▸ Your goal: Search the records for "within" and copy each line that holds it.
---
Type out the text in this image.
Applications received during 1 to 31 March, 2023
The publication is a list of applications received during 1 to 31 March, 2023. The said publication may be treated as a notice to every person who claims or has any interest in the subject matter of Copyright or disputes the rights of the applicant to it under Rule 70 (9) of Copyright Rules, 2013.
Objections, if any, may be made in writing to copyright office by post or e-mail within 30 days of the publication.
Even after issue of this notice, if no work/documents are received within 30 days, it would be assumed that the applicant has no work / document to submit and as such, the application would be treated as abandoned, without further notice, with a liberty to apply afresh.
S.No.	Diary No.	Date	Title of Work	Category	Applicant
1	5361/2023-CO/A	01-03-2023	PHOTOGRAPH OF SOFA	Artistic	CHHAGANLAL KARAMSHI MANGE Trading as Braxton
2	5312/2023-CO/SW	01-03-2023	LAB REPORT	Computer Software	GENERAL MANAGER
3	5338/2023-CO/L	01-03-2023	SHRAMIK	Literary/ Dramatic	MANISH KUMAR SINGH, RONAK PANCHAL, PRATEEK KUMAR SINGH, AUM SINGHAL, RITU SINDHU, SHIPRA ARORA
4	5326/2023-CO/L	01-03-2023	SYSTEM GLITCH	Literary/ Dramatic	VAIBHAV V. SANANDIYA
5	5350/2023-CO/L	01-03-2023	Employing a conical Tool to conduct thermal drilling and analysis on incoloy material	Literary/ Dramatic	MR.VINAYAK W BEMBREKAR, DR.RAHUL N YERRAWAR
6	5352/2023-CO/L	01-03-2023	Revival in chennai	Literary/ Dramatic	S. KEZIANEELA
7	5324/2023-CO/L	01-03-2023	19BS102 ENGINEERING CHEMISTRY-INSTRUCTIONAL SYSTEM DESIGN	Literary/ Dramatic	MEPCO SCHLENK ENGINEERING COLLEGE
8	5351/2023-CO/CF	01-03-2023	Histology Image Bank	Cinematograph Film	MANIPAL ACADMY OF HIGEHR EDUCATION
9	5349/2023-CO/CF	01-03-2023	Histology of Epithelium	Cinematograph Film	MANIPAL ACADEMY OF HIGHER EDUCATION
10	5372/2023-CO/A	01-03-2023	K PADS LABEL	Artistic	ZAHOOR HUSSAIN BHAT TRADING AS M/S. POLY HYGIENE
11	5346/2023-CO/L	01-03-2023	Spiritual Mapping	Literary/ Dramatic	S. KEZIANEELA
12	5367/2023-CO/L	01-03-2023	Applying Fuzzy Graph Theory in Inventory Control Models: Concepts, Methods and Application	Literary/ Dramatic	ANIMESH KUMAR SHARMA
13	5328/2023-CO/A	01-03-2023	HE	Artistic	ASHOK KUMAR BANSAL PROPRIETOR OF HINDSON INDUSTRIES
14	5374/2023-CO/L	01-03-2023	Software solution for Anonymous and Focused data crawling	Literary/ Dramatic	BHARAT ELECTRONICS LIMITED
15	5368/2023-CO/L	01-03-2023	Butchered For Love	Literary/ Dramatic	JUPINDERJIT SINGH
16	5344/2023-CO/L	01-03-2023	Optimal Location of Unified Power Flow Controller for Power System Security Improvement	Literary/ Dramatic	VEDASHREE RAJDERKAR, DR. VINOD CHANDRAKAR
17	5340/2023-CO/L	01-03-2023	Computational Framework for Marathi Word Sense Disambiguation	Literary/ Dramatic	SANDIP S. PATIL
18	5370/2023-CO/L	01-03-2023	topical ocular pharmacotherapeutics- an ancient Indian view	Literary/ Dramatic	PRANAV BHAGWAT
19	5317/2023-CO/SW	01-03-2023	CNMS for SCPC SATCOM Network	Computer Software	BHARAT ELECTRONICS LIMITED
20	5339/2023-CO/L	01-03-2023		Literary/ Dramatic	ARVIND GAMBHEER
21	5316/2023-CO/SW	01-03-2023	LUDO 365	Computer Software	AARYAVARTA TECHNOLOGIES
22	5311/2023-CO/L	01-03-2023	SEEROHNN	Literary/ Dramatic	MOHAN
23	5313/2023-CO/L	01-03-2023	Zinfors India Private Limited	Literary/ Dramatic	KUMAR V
---
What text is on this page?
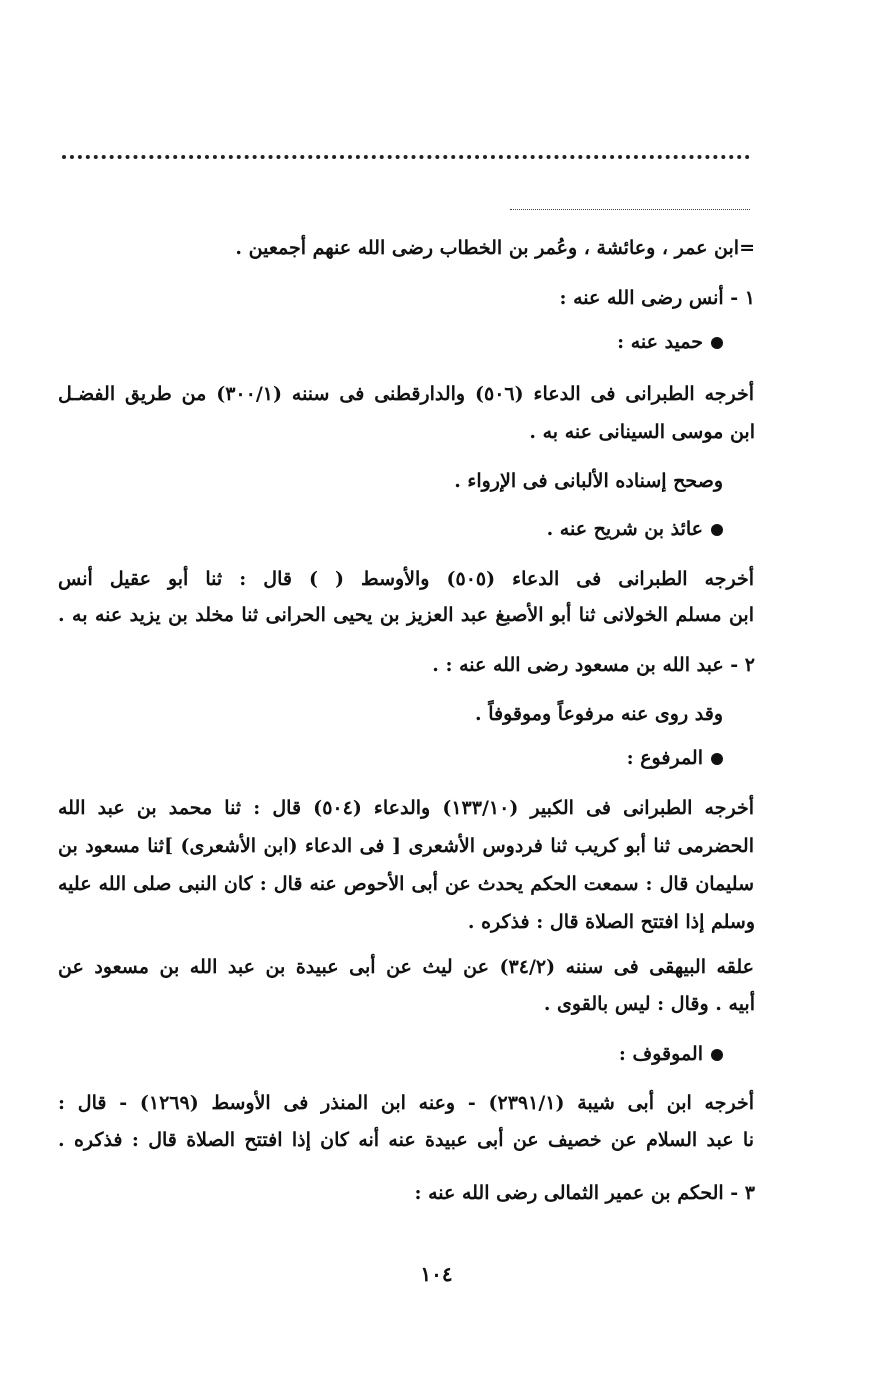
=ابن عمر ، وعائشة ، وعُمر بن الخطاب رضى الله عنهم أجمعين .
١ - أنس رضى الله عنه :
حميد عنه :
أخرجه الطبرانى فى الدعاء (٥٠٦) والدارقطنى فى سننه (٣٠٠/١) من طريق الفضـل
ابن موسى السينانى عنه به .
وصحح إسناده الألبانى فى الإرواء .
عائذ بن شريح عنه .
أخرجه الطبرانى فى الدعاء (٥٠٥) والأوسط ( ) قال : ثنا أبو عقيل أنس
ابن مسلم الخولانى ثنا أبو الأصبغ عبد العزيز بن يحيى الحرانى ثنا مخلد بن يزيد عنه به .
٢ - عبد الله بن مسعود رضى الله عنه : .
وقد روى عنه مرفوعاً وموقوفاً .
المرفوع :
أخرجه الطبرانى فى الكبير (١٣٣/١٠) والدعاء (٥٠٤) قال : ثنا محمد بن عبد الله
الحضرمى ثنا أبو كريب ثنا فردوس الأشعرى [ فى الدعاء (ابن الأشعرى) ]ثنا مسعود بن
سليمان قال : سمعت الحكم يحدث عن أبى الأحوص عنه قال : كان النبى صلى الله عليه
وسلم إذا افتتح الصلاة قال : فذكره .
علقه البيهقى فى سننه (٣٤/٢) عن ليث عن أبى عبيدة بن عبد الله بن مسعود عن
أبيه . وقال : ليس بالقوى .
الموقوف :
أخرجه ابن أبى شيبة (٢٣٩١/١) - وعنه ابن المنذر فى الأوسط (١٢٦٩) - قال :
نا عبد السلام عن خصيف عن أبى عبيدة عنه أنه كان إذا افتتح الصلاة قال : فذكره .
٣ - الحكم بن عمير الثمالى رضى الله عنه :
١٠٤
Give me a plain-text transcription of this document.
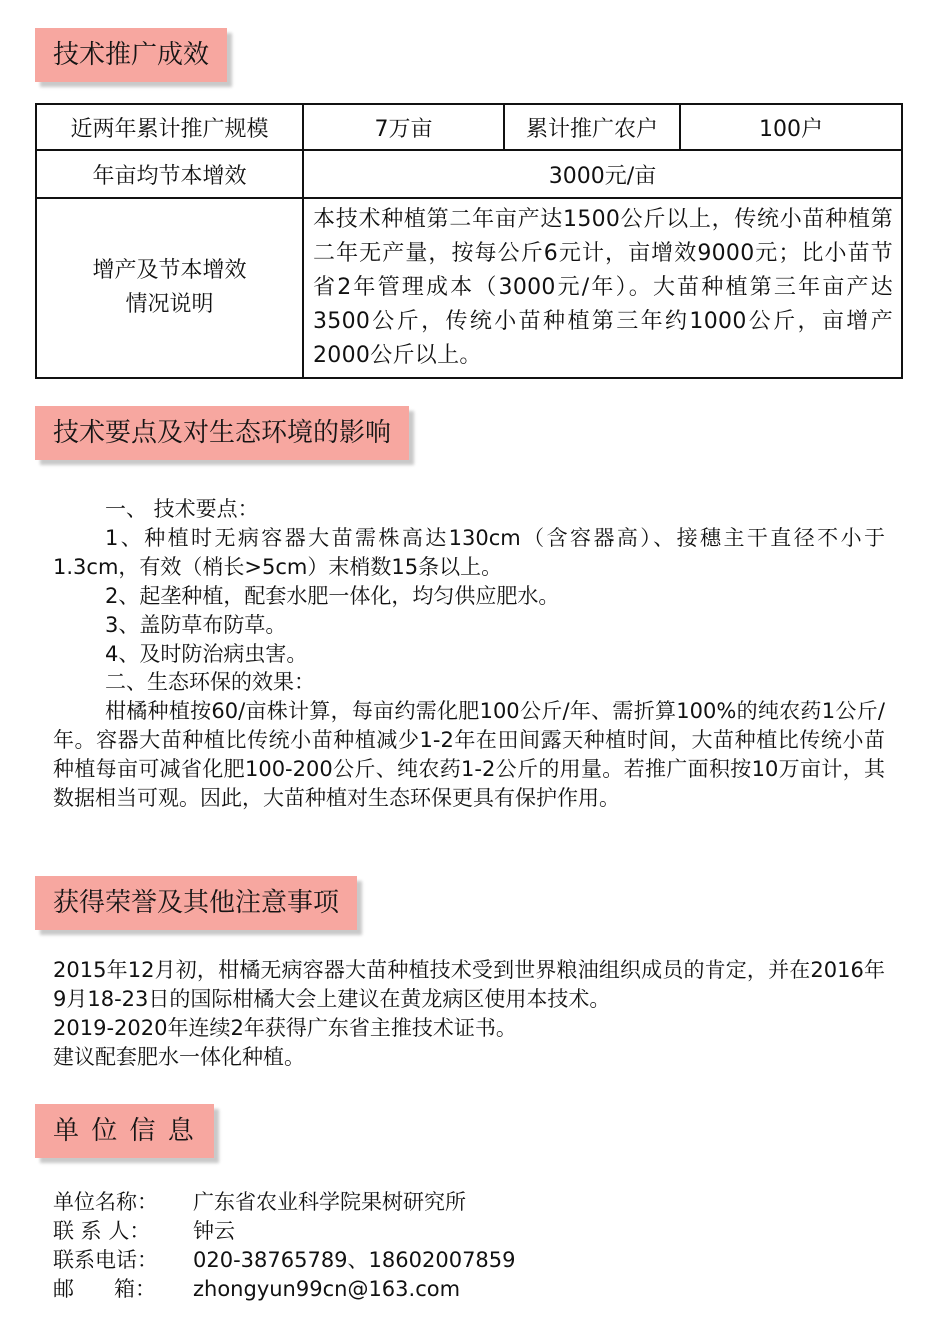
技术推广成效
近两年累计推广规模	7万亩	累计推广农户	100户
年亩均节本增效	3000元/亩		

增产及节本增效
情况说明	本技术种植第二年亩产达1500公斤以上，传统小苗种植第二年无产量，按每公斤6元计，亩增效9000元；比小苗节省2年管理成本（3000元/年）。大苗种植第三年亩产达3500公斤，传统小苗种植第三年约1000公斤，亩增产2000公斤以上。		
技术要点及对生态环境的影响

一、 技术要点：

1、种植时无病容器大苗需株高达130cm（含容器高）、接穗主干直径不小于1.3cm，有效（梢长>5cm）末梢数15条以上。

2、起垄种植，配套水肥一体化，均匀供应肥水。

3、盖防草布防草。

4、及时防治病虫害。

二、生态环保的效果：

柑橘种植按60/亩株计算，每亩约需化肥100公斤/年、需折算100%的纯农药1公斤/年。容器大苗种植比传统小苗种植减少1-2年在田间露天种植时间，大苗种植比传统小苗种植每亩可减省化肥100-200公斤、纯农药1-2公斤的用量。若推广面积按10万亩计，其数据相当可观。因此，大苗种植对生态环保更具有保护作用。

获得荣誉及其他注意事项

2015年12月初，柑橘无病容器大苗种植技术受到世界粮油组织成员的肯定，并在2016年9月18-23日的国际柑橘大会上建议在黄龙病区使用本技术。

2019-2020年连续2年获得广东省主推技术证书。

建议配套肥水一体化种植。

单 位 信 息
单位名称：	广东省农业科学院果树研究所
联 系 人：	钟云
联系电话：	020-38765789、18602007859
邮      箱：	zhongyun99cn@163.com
---
▸ Response to this exercise:
Objections, if any, may be made in writing to copyright office by post or e-mail within 30 days of the publication.
Even after issue of this notice, if no work/documents are received within 30 days, it would be assumed that the applicant has no work / document to submit and as such, the application would be treated as abandoned, without further notice, with a liberty to apply afresh.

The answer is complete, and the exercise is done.